[Stored data]

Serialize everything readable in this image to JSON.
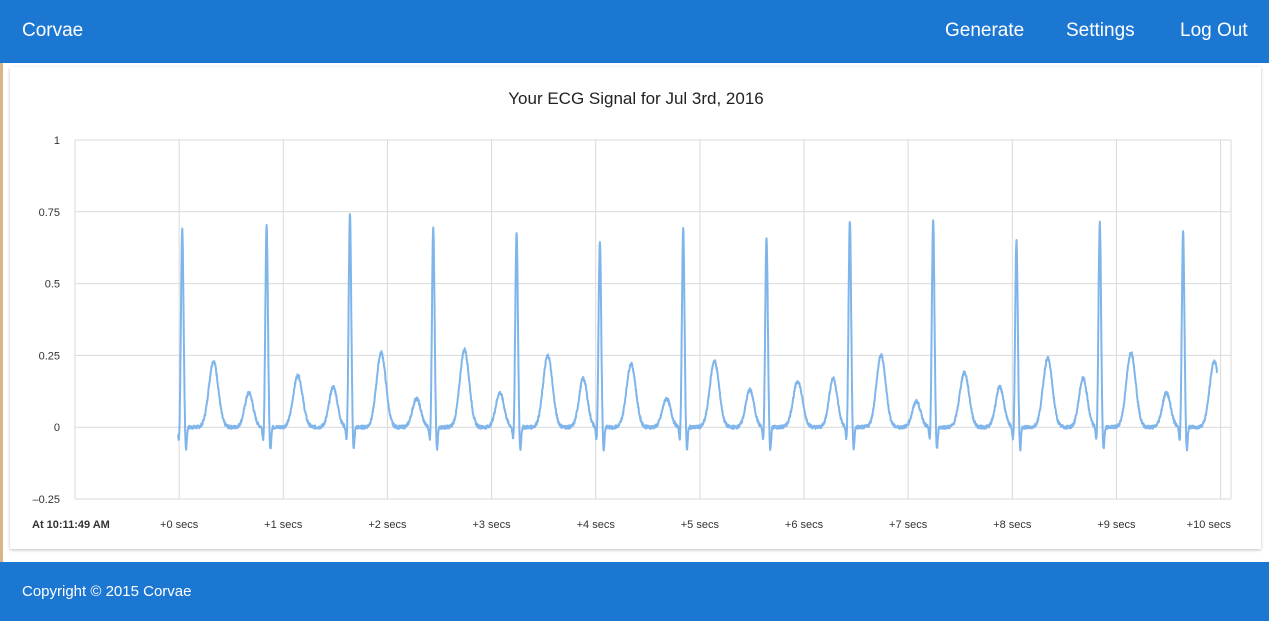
{
  "header": {
    "brand": "Corvae",
    "nav": [
      "Generate",
      "Settings",
      "Log Out"
    ]
  },
  "footer": {
    "copyright": "Copyright © 2015 Corvae"
  },
  "colors": {
    "primary": "#1c77d2",
    "series": "#7fb5ea",
    "grid": "#d9d9d9"
  },
  "chart_data": {
    "type": "line",
    "title": "Your ECG Signal for Jul 3rd, 2016",
    "start_label": "At 10:11:49 AM",
    "x_tick_labels": [
      "+0 secs",
      "+1 secs",
      "+2 secs",
      "+3 secs",
      "+4 secs",
      "+5 secs",
      "+6 secs",
      "+7 secs",
      "+8 secs",
      "+9 secs",
      "+10 secs"
    ],
    "y_tick_labels": [
      "1",
      "0.75",
      "0.5",
      "0.25",
      "0",
      "–0.25"
    ],
    "ylim": [
      -0.25,
      1
    ],
    "xlim": [
      -1,
      10.1
    ],
    "grid": true,
    "legend": "none",
    "series": [
      {
        "beats": [
          {
            "t": 0.03,
            "r": 0.69,
            "t_wave": 0.23
          },
          {
            "t": 0.84,
            "r": 0.7,
            "t_wave": 0.18
          },
          {
            "t": 1.64,
            "r": 0.74,
            "t_wave": 0.26
          },
          {
            "t": 2.44,
            "r": 0.7,
            "t_wave": 0.27
          },
          {
            "t": 3.24,
            "r": 0.68,
            "t_wave": 0.25
          },
          {
            "t": 4.04,
            "r": 0.65,
            "t_wave": 0.22
          },
          {
            "t": 4.84,
            "r": 0.69,
            "t_wave": 0.23
          },
          {
            "t": 5.64,
            "r": 0.66,
            "t_wave": 0.16
          },
          {
            "t": 6.44,
            "r": 0.72,
            "t_wave": 0.25
          },
          {
            "t": 7.24,
            "r": 0.72,
            "t_wave": 0.19
          },
          {
            "t": 8.04,
            "r": 0.65,
            "t_wave": 0.24
          },
          {
            "t": 8.84,
            "r": 0.71,
            "t_wave": 0.26
          },
          {
            "t": 9.64,
            "r": 0.68,
            "t_wave": 0.23
          }
        ],
        "p_waves": [
          0.12,
          0.14,
          0.1,
          0.12,
          0.17,
          0.1,
          0.13,
          0.17,
          0.09,
          0.14,
          0.17,
          0.12
        ],
        "signal_start": -0.01,
        "signal_end": 9.97
      }
    ]
  }
}
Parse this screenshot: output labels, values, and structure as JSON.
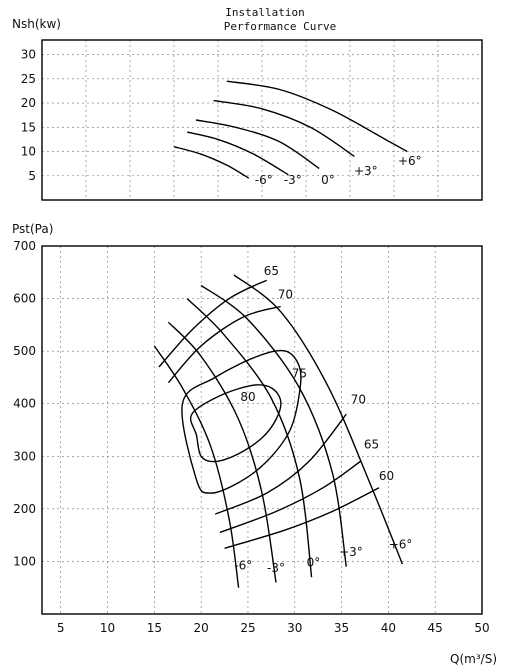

### EXERCISE AIM
Every record must be copied exactly, with the pictures left out.

### WORKED ANSWER
Serialize everything readable in this image to JSON.
{
  "header": {
    "brand": "Corvae",
    "nav": [
      "Generate",
      "Settings",
      "Log Out"
    ]
  },
  "footer": {
    "copyright": "Copyright © 2015 Corvae"
  },
  "colors": {
    "primary": "#1c77d2",
    "series": "#7fb5ea",
    "grid": "#d9d9d9"
  },
  "chart_data": {
    "type": "line",
    "title": "Your ECG Signal for Jul 3rd, 2016",
    "start_label": "At 10:11:49 AM",
    "x_tick_labels": [
      "+0 secs",
      "+1 secs",
      "+2 secs",
      "+3 secs",
      "+4 secs",
      "+5 secs",
      "+6 secs",
      "+7 secs",
      "+8 secs",
      "+9 secs",
      "+10 secs"
    ],
    "y_tick_labels": [
      "1",
      "0.75",
      "0.5",
      "0.25",
      "0",
      "–0.25"
    ],
    "ylim": [
      -0.25,
      1
    ],
    "xlim": [
      -1,
      10.1
    ],
    "grid": true,
    "legend": "none",
    "series": [
      {
        "beats": [
          {
            "t": 0.03,
            "r": 0.69,
            "t_wave": 0.23
          },
          {
            "t": 0.84,
            "r": 0.7,
            "t_wave": 0.18
          },
          {
            "t": 1.64,
            "r": 0.74,
            "t_wave": 0.26
          },
          {
            "t": 2.44,
            "r": 0.7,
            "t_wave": 0.27
          },
          {
            "t": 3.24,
            "r": 0.68,
            "t_wave": 0.25
          },
          {
            "t": 4.04,
            "r": 0.65,
            "t_wave": 0.22
          },
          {
            "t": 4.84,
            "r": 0.69,
            "t_wave": 0.23
          },
          {
            "t": 5.64,
            "r": 0.66,
            "t_wave": 0.16
          },
          {
            "t": 6.44,
            "r": 0.72,
            "t_wave": 0.25
          },
          {
            "t": 7.24,
            "r": 0.72,
            "t_wave": 0.19
          },
          {
            "t": 8.04,
            "r": 0.65,
            "t_wave": 0.24
          },
          {
            "t": 8.84,
            "r": 0.71,
            "t_wave": 0.26
          },
          {
            "t": 9.64,
            "r": 0.68,
            "t_wave": 0.23
          }
        ],
        "p_waves": [
          0.12,
          0.14,
          0.1,
          0.12,
          0.17,
          0.1,
          0.13,
          0.17,
          0.09,
          0.14,
          0.17,
          0.12
        ],
        "signal_start": -0.01,
        "signal_end": 9.97
      }
    ]
  }
}
Parse this screenshot: output labels, values, and structure as JSON.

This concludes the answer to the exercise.